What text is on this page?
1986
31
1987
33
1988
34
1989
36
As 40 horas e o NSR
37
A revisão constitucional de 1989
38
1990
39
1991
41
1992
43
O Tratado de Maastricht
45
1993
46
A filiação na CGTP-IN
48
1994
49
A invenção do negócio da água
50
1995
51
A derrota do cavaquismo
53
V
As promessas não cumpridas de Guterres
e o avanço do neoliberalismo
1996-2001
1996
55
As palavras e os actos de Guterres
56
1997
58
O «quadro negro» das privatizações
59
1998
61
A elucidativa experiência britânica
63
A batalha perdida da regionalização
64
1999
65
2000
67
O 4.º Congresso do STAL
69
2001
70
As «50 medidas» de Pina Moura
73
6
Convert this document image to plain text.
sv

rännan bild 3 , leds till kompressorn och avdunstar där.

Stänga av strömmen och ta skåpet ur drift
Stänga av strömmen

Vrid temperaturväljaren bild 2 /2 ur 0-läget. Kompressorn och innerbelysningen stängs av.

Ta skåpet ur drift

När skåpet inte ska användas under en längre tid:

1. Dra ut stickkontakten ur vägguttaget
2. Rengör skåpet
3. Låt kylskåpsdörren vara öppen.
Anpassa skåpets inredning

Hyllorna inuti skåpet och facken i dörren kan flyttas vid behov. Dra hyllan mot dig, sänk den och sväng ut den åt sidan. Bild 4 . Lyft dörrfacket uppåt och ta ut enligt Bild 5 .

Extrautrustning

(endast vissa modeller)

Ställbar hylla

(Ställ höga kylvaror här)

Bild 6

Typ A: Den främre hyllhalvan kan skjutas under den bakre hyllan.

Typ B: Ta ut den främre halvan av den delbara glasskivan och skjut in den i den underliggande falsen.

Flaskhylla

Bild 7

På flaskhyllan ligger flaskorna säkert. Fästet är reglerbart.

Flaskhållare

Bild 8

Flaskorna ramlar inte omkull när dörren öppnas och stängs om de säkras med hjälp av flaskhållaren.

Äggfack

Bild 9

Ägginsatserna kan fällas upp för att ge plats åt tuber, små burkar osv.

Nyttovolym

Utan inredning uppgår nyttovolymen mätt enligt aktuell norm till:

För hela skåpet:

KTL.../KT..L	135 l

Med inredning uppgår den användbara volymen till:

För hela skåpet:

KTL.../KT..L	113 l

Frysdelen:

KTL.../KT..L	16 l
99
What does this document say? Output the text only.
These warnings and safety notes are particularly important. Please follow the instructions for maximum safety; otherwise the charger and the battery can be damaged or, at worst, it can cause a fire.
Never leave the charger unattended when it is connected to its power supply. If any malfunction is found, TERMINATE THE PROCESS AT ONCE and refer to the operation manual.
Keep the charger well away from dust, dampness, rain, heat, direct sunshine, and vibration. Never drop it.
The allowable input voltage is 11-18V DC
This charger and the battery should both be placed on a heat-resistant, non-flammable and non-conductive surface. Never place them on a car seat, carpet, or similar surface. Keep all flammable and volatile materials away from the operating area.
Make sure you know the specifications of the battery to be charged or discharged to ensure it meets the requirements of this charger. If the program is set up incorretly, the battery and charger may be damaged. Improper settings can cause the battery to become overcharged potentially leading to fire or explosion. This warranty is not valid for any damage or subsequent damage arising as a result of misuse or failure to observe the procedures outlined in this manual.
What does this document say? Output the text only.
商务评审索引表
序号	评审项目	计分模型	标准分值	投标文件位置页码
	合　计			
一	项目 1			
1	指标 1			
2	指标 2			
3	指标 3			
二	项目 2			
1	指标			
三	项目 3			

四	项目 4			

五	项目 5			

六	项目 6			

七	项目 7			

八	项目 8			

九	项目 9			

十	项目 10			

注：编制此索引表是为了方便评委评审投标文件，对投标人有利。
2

*What you need to do*:
Find each line holding the string "cause" and copy it out.

*Output for this exercise*:
These warnings and safety notes are particularly important. Please follow the instructions for maximum safety; otherwise the charger and the battery can be damaged or, at worst, it can cause a fire.
Make sure you know the specifications of the battery to be charged or discharged to ensure it meets the requirements of this charger. If the program is set up incorretly, the battery and charger may be damaged. Improper settings can cause the battery to become overcharged potentially leading to fire or explosion. This warranty is not valid for any damage or subsequent damage arising as a result of misuse or failure to observe the procedures outlined in this manual.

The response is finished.